Recorded data:
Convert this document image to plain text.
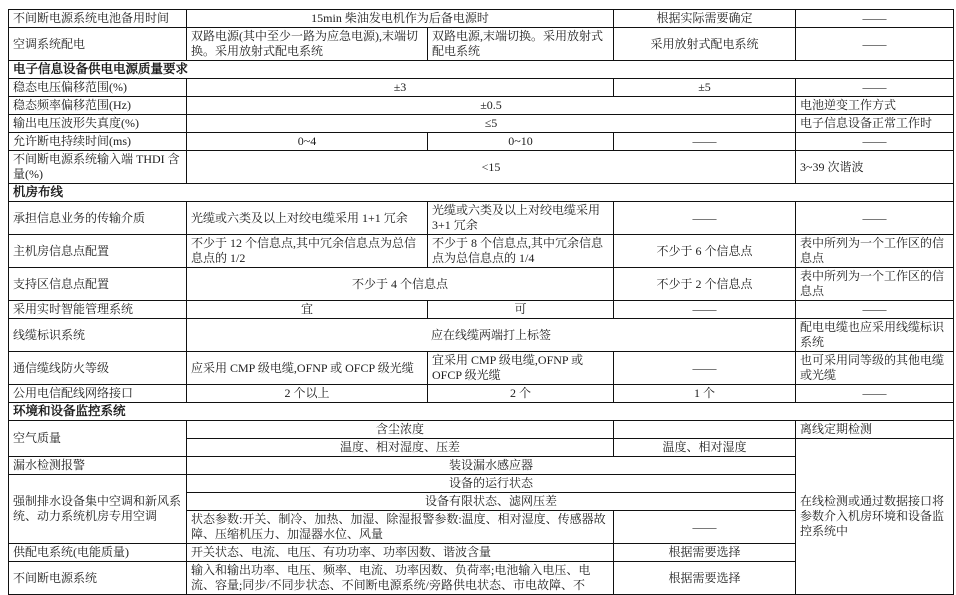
不间断电源系统电池备用时间	15min 柴油发电机作为后备电源时		根据实际需要确定	——
空调系统配电	双路电源(其中至少一路为应急电源),末端切换。采用放射式配电系统	双路电源,末端切换。采用放射式配电系统	采用放射式配电系统	——
电子信息设备供电电源质量要求				
稳态电压偏移范围(%)	±3		±5	——
稳态频率偏移范围(Hz)	±0.5			电池逆变工作方式
输出电压波形失真度(%)	≤5			电子信息设备正常工作时
允许断电持续时间(ms)	0~4	0~10	——	——
不间断电源系统输入端 THDI 含量(%)	<15			3~39 次谐波
机房布线				
承担信息业务的传输介质	光缆或六类及以上对绞电缆采用 1+1 冗余	光缆或六类及以上对绞电缆采用 3+1 冗余	——	——
主机房信息点配置	不少于 12 个信息点,其中冗余信息点为总信息点的 1/2	不少于 8 个信息点,其中冗余信息点为总信息点的 1/4	不少于 6 个信息点	表中所列为一个工作区的信息点
支持区信息点配置	不少于 4 个信息点		不少于 2 个信息点	表中所列为一个工作区的信息点
采用实时智能管理系统	宜	可	——	——
线缆标识系统	应在线缆两端打上标签			配电电缆也应采用线缆标识系统
通信缆线防火等级	应采用 CMP 级电缆,OFNP 或 OFCP 级光缆	宜采用 CMP 级电缆,OFNP 或 OFCP 级光缆	——	也可采用同等级的其他电缆或光缆
公用电信配线网络接口	2 个以上	2 个	1 个	——
环境和设备监控系统				
空气质量	含尘浓度			离线定期检测
	温度、相对湿度、压差		温度、相对湿度	在线检测或通过数据接口将参数介入机房环境和设备监控系统中
漏水检测报警	装设漏水感应器			
强制排水设备集中空调和新风系统、动力系统机房专用空调	设备的运行状态			
	设备有限状态、滤网压差			
	状态参数:开关、制冷、加热、加湿、除湿报警参数:温度、相对湿度、传感器故障、压缩机压力、加湿器水位、风量		——	
供配电系统(电能质量)	开关状态、电流、电压、有功功率、功率因数、谐波含量		根据需要选择	
不间断电源系统	输入和输出功率、电压、频率、电流、功率因数、负荷率;电池输入电压、电流、容量;同步/不同步状态、不间断电源系统/旁路供电状态、市电故障、不		根据需要选择	
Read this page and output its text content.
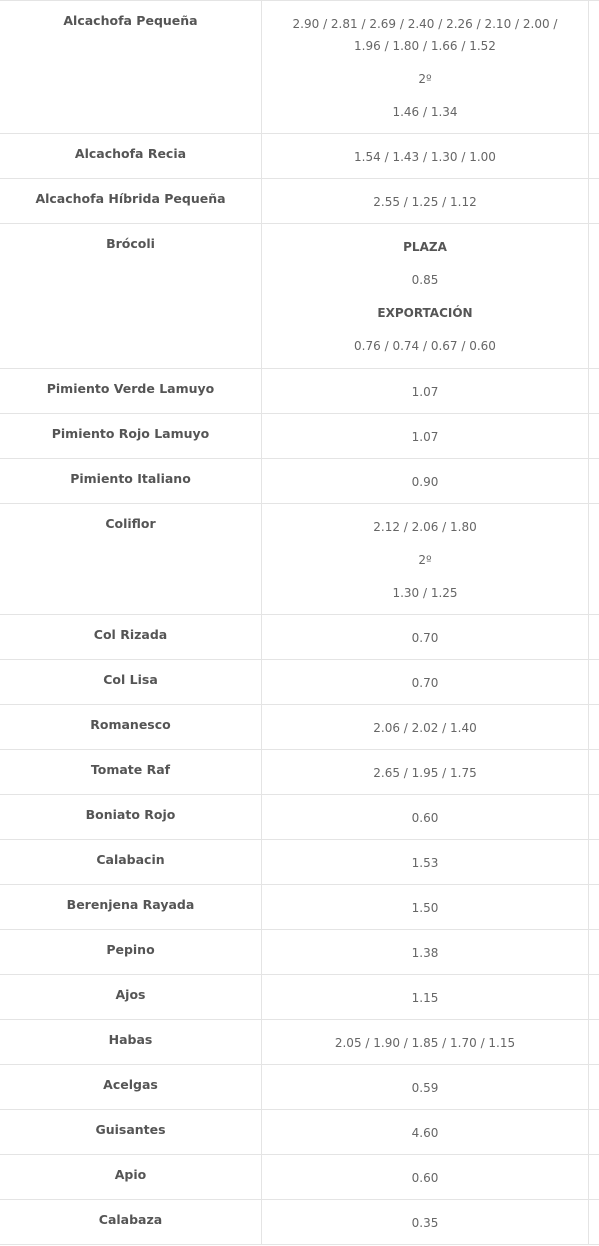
Alcachofa Pequeña	2.90 / 2.81 / 2.69 / 2.40 / 2.26 / 2.10 / 2.00 / 1.96 / 1.80 / 1.66 / 1.52
2º
1.46 / 1.34
Alcachofa Recia	1.54 / 1.43 / 1.30 / 1.00
Alcachofa Híbrida Pequeña	2.55 / 1.25 / 1.12
Brócoli	PLAZA
0.85
EXPORTACIÓN
0.76 / 0.74 / 0.67 / 0.60
Pimiento Verde Lamuyo	1.07
Pimiento Rojo Lamuyo	1.07
Pimiento Italiano	0.90
Coliflor	2.12 / 2.06 / 1.80
2º
1.30 / 1.25
Col Rizada	0.70
Col Lisa	0.70
Romanesco	2.06 / 2.02 / 1.40
Tomate Raf	2.65 / 1.95 / 1.75
Boniato Rojo	0.60
Calabacin	1.53
Berenjena Rayada	1.50
Pepino	1.38
Ajos	1.15
Habas	2.05 / 1.90 / 1.85 / 1.70 / 1.15
Acelgas	0.59
Guisantes	4.60
Apio	0.60
Calabaza	0.35
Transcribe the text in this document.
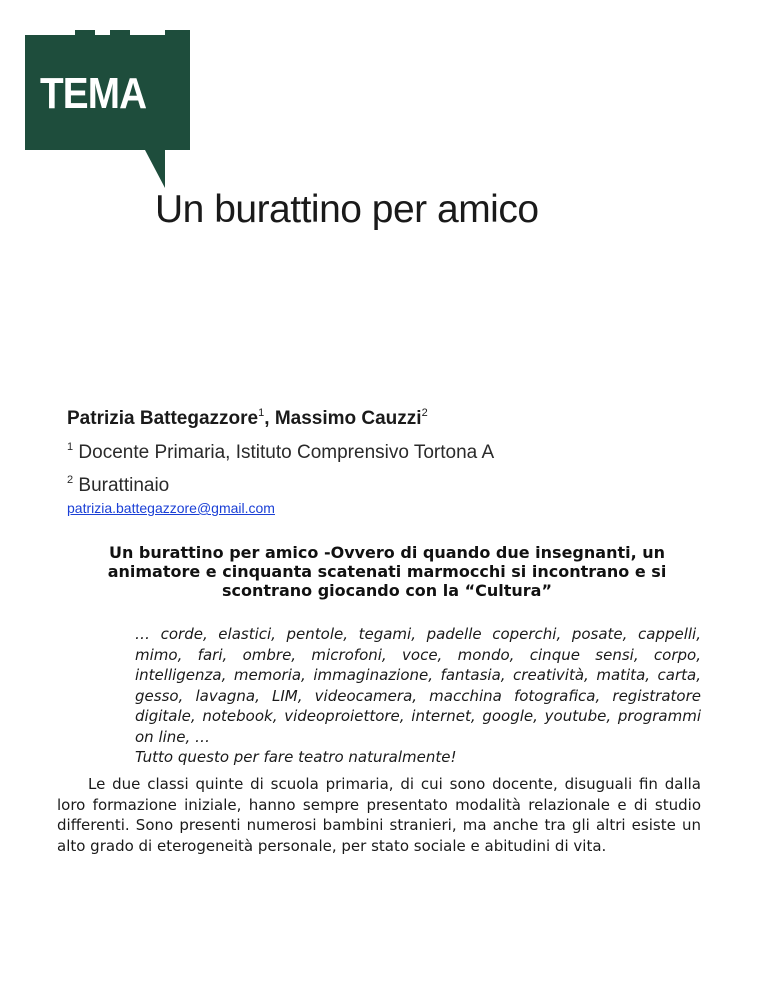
TEMA
Un burattino per amico
Patrizia Battegazzore$^1$, Massimo Cauzzi$^2$
$^1$ Docente Primaria, Istituto Comprensivo Tortona A
$^2$ Burattinaio
patrizia.battegazzore@gmail.com
Un burattino per amico -Ovvero di quando due insegnanti, un animatore e cinquanta scatenati marmocchi si incontrano e si scontrano giocando con la “Cultura”

… corde, elastici, pentole, tegami, padelle coperchi, posate, cappelli, mimo, fari, ombre, microfoni, voce, mondo, cinque sensi, corpo, intelligenza, memoria, immaginazione, fantasia, creatività, matita, carta, gesso, lavagna, LIM, videocamera, macchina fotografica, registratore digitale, notebook, videoproiettore, internet, google, youtube, programmi on line, …

Tutto questo per fare teatro naturalmente!

Le due classi quinte di scuola primaria, di cui sono docente, disuguali fin dalla loro formazione iniziale, hanno sempre presentato modalità relazionale e di studio differenti. Sono presenti numerosi bambini stranieri, ma anche tra gli altri esiste un alto grado di eterogeneità personale, per stato sociale e abitudini di vita.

▶ [OBJECTIVE]:
Return all of the entries word for word, but omit the pictures.

▶ [THE ANSWER]:
Convert this document image to plain text.
不间断电源系统电池备用时间	15min 柴油发电机作为后备电源时		根据实际需要确定	——
空调系统配电	双路电源(其中至少一路为应急电源),末端切换。采用放射式配电系统	双路电源,末端切换。采用放射式配电系统	采用放射式配电系统	——
电子信息设备供电电源质量要求				
稳态电压偏移范围(%)	±3		±5	——
稳态频率偏移范围(Hz)	±0.5			电池逆变工作方式
输出电压波形失真度(%)	≤5			电子信息设备正常工作时
允许断电持续时间(ms)	0~4	0~10	——	——
不间断电源系统输入端 THDI 含量(%)	<15			3~39 次谐波
机房布线				
承担信息业务的传输介质	光缆或六类及以上对绞电缆采用 1+1 冗余	光缆或六类及以上对绞电缆采用 3+1 冗余	——	——
主机房信息点配置	不少于 12 个信息点,其中冗余信息点为总信息点的 1/2	不少于 8 个信息点,其中冗余信息点为总信息点的 1/4	不少于 6 个信息点	表中所列为一个工作区的信息点
支持区信息点配置	不少于 4 个信息点		不少于 2 个信息点	表中所列为一个工作区的信息点
采用实时智能管理系统	宜	可	——	——
线缆标识系统	应在线缆两端打上标签			配电电缆也应采用线缆标识系统
通信缆线防火等级	应采用 CMP 级电缆,OFNP 或 OFCP 级光缆	宜采用 CMP 级电缆,OFNP 或 OFCP 级光缆	——	也可采用同等级的其他电缆或光缆
公用电信配线网络接口	2 个以上	2 个	1 个	——
环境和设备监控系统				
空气质量	含尘浓度			离线定期检测
	温度、相对湿度、压差		温度、相对湿度	在线检测或通过数据接口将参数介入机房环境和设备监控系统中
漏水检测报警	装设漏水感应器			
强制排水设备集中空调和新风系统、动力系统机房专用空调	设备的运行状态			
	设备有限状态、滤网压差			
	状态参数:开关、制冷、加热、加湿、除湿报警参数:温度、相对湿度、传感器故障、压缩机压力、加湿器水位、风量		——	
供配电系统(电能质量)	开关状态、电流、电压、有功功率、功率因数、谐波含量		根据需要选择	
不间断电源系统	输入和输出功率、电压、频率、电流、功率因数、负荷率;电池输入电压、电流、容量;同步/不同步状态、不间断电源系统/旁路供电状态、市电故障、不		根据需要选择	
Read this page and output its text content.
Alcachofa Pequeña	2.90 / 2.81 / 2.69 / 2.40 / 2.26 / 2.10 / 2.00 / 1.96 / 1.80 / 1.66 / 1.52
2º
1.46 / 1.34
Alcachofa Recia	1.54 / 1.43 / 1.30 / 1.00
Alcachofa Híbrida Pequeña	2.55 / 1.25 / 1.12
Brócoli	PLAZA
0.85
EXPORTACIÓN
0.76 / 0.74 / 0.67 / 0.60
Pimiento Verde Lamuyo	1.07
Pimiento Rojo Lamuyo	1.07
Pimiento Italiano	0.90
Coliflor	2.12 / 2.06 / 1.80
2º
1.30 / 1.25
Col Rizada	0.70
Col Lisa	0.70
Romanesco	2.06 / 2.02 / 1.40
Tomate Raf	2.65 / 1.95 / 1.75
Boniato Rojo	0.60
Calabacin	1.53
Berenjena Rayada	1.50
Pepino	1.38
Ajos	1.15
Habas	2.05 / 1.90 / 1.85 / 1.70 / 1.15
Acelgas	0.59
Guisantes	4.60
Apio	0.60
Calabaza	0.35
Transcribe the text in this document.
TEMA
Un burattino per amico
Patrizia Battegazzore$^1$, Massimo Cauzzi$^2$
$^1$ Docente Primaria, Istituto Comprensivo Tortona A
$^2$ Burattinaio
patrizia.battegazzore@gmail.com
Un burattino per amico -Ovvero di quando due insegnanti, un animatore e cinquanta scatenati marmocchi si incontrano e si scontrano giocando con la “Cultura”

… corde, elastici, pentole, tegami, padelle coperchi, posate, cappelli, mimo, fari, ombre, microfoni, voce, mondo, cinque sensi, corpo, intelligenza, memoria, immaginazione, fantasia, creatività, matita, carta, gesso, lavagna, LIM, videocamera, macchina fotografica, registratore digitale, notebook, videoproiettore, internet, google, youtube, programmi on line, …

Tutto questo per fare teatro naturalmente!

Le due classi quinte di scuola primaria, di cui sono docente, disuguali fin dalla loro formazione iniziale, hanno sempre presentato modalità relazionale e di studio differenti. Sono presenti numerosi bambini stranieri, ma anche tra gli altri esiste un alto grado di eterogeneità personale, per stato sociale e abitudini di vita.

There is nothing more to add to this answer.